#### SUPPLIED MATERIAL:
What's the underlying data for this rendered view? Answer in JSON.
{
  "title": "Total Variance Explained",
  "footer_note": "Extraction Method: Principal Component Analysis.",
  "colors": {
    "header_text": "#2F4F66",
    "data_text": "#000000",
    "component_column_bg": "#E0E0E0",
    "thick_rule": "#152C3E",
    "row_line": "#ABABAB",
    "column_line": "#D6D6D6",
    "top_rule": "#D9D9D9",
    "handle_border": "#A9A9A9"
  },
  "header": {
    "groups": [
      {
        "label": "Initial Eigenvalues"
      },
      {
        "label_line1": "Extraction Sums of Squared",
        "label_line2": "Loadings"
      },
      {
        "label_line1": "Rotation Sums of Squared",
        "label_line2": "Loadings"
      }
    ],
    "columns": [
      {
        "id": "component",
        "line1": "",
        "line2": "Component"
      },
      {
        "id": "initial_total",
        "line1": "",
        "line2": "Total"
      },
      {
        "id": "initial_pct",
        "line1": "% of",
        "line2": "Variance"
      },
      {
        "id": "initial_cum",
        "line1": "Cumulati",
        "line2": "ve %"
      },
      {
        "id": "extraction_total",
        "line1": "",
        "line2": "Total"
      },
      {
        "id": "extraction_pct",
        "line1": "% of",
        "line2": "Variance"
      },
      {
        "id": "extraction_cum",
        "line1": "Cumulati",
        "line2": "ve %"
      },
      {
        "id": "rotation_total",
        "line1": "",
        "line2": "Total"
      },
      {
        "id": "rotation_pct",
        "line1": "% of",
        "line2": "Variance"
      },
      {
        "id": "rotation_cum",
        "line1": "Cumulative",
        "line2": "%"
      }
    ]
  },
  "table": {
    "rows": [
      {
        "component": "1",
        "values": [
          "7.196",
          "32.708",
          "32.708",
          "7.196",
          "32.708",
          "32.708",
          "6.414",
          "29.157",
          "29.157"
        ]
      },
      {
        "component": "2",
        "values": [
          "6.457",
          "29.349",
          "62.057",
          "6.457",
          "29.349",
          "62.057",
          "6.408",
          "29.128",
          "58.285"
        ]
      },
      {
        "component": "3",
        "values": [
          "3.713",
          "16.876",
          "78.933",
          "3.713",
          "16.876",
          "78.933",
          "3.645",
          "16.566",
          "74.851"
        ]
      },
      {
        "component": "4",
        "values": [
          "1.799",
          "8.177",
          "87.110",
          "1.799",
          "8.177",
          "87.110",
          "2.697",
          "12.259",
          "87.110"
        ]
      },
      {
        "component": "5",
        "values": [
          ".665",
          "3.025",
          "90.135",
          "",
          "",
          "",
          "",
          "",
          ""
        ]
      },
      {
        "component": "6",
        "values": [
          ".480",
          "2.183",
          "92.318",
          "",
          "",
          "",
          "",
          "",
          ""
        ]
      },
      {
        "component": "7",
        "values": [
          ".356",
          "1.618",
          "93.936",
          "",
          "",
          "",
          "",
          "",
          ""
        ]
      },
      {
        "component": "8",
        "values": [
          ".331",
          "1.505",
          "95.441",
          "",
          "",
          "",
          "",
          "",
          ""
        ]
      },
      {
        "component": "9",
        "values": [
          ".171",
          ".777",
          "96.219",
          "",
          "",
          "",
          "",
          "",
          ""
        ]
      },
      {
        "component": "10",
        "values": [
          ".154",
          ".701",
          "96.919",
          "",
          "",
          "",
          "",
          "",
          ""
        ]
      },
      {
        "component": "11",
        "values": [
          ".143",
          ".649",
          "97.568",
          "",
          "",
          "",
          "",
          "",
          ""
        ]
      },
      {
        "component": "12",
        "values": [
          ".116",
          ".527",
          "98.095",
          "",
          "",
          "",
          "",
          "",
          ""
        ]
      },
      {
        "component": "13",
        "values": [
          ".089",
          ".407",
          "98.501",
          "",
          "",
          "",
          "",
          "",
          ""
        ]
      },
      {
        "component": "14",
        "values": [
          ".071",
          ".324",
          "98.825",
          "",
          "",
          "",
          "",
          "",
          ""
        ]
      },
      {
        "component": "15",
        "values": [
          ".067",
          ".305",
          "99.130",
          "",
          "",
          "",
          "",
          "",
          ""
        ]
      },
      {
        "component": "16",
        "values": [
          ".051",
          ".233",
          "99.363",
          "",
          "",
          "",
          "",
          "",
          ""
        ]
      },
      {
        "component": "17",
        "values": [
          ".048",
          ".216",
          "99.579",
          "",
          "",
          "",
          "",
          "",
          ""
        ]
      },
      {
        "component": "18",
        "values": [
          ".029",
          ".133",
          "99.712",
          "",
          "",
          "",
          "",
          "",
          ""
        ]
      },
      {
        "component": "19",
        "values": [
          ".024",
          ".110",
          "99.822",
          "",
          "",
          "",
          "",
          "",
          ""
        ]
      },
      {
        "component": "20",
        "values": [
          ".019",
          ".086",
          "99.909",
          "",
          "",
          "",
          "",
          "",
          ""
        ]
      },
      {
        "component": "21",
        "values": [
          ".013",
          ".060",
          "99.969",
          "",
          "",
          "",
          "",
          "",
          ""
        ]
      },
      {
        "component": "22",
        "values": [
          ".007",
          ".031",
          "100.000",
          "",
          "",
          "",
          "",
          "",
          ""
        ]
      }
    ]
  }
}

#### EXERCISE:
Print the whole listing again, exactly.

#### RESULT OF THE TASK:
What's the underlying data for this rendered view? Answer in JSON.
{
  "title": "Total Variance Explained",
  "footer_note": "Extraction Method: Principal Component Analysis.",
  "colors": {
    "header_text": "#2F4F66",
    "data_text": "#000000",
    "component_column_bg": "#E0E0E0",
    "thick_rule": "#152C3E",
    "row_line": "#ABABAB",
    "column_line": "#D6D6D6",
    "top_rule": "#D9D9D9",
    "handle_border": "#A9A9A9"
  },
  "header": {
    "groups": [
      {
        "label": "Initial Eigenvalues"
      },
      {
        "label_line1": "Extraction Sums of Squared",
        "label_line2": "Loadings"
      },
      {
        "label_line1": "Rotation Sums of Squared",
        "label_line2": "Loadings"
      }
    ],
    "columns": [
      {
        "id": "component",
        "line1": "",
        "line2": "Component"
      },
      {
        "id": "initial_total",
        "line1": "",
        "line2": "Total"
      },
      {
        "id": "initial_pct",
        "line1": "% of",
        "line2": "Variance"
      },
      {
        "id": "initial_cum",
        "line1": "Cumulati",
        "line2": "ve %"
      },
      {
        "id": "extraction_total",
        "line1": "",
        "line2": "Total"
      },
      {
        "id": "extraction_pct",
        "line1": "% of",
        "line2": "Variance"
      },
      {
        "id": "extraction_cum",
        "line1": "Cumulati",
        "line2": "ve %"
      },
      {
        "id": "rotation_total",
        "line1": "",
        "line2": "Total"
      },
      {
        "id": "rotation_pct",
        "line1": "% of",
        "line2": "Variance"
      },
      {
        "id": "rotation_cum",
        "line1": "Cumulative",
        "line2": "%"
      }
    ]
  },
  "table": {
    "rows": [
      {
        "component": "1",
        "values": [
          "7.196",
          "32.708",
          "32.708",
          "7.196",
          "32.708",
          "32.708",
          "6.414",
          "29.157",
          "29.157"
        ]
      },
      {
        "component": "2",
        "values": [
          "6.457",
          "29.349",
          "62.057",
          "6.457",
          "29.349",
          "62.057",
          "6.408",
          "29.128",
          "58.285"
        ]
      },
      {
        "component": "3",
        "values": [
          "3.713",
          "16.876",
          "78.933",
          "3.713",
          "16.876",
          "78.933",
          "3.645",
          "16.566",
          "74.851"
        ]
      },
      {
        "component": "4",
        "values": [
          "1.799",
          "8.177",
          "87.110",
          "1.799",
          "8.177",
          "87.110",
          "2.697",
          "12.259",
          "87.110"
        ]
      },
      {
        "component": "5",
        "values": [
          ".665",
          "3.025",
          "90.135",
          "",
          "",
          "",
          "",
          "",
          ""
        ]
      },
      {
        "component": "6",
        "values": [
          ".480",
          "2.183",
          "92.318",
          "",
          "",
          "",
          "",
          "",
          ""
        ]
      },
      {
        "component": "7",
        "values": [
          ".356",
          "1.618",
          "93.936",
          "",
          "",
          "",
          "",
          "",
          ""
        ]
      },
      {
        "component": "8",
        "values": [
          ".331",
          "1.505",
          "95.441",
          "",
          "",
          "",
          "",
          "",
          ""
        ]
      },
      {
        "component": "9",
        "values": [
          ".171",
          ".777",
          "96.219",
          "",
          "",
          "",
          "",
          "",
          ""
        ]
      },
      {
        "component": "10",
        "values": [
          ".154",
          ".701",
          "96.919",
          "",
          "",
          "",
          "",
          "",
          ""
        ]
      },
      {
        "component": "11",
        "values": [
          ".143",
          ".649",
          "97.568",
          "",
          "",
          "",
          "",
          "",
          ""
        ]
      },
      {
        "component": "12",
        "values": [
          ".116",
          ".527",
          "98.095",
          "",
          "",
          "",
          "",
          "",
          ""
        ]
      },
      {
        "component": "13",
        "values": [
          ".089",
          ".407",
          "98.501",
          "",
          "",
          "",
          "",
          "",
          ""
        ]
      },
      {
        "component": "14",
        "values": [
          ".071",
          ".324",
          "98.825",
          "",
          "",
          "",
          "",
          "",
          ""
        ]
      },
      {
        "component": "15",
        "values": [
          ".067",
          ".305",
          "99.130",
          "",
          "",
          "",
          "",
          "",
          ""
        ]
      },
      {
        "component": "16",
        "values": [
          ".051",
          ".233",
          "99.363",
          "",
          "",
          "",
          "",
          "",
          ""
        ]
      },
      {
        "component": "17",
        "values": [
          ".048",
          ".216",
          "99.579",
          "",
          "",
          "",
          "",
          "",
          ""
        ]
      },
      {
        "component": "18",
        "values": [
          ".029",
          ".133",
          "99.712",
          "",
          "",
          "",
          "",
          "",
          ""
        ]
      },
      {
        "component": "19",
        "values": [
          ".024",
          ".110",
          "99.822",
          "",
          "",
          "",
          "",
          "",
          ""
        ]
      },
      {
        "component": "20",
        "values": [
          ".019",
          ".086",
          "99.909",
          "",
          "",
          "",
          "",
          "",
          ""
        ]
      },
      {
        "component": "21",
        "values": [
          ".013",
          ".060",
          "99.969",
          "",
          "",
          "",
          "",
          "",
          ""
        ]
      },
      {
        "component": "22",
        "values": [
          ".007",
          ".031",
          "100.000",
          "",
          "",
          "",
          "",
          "",
          ""
        ]
      }
    ]
  }
}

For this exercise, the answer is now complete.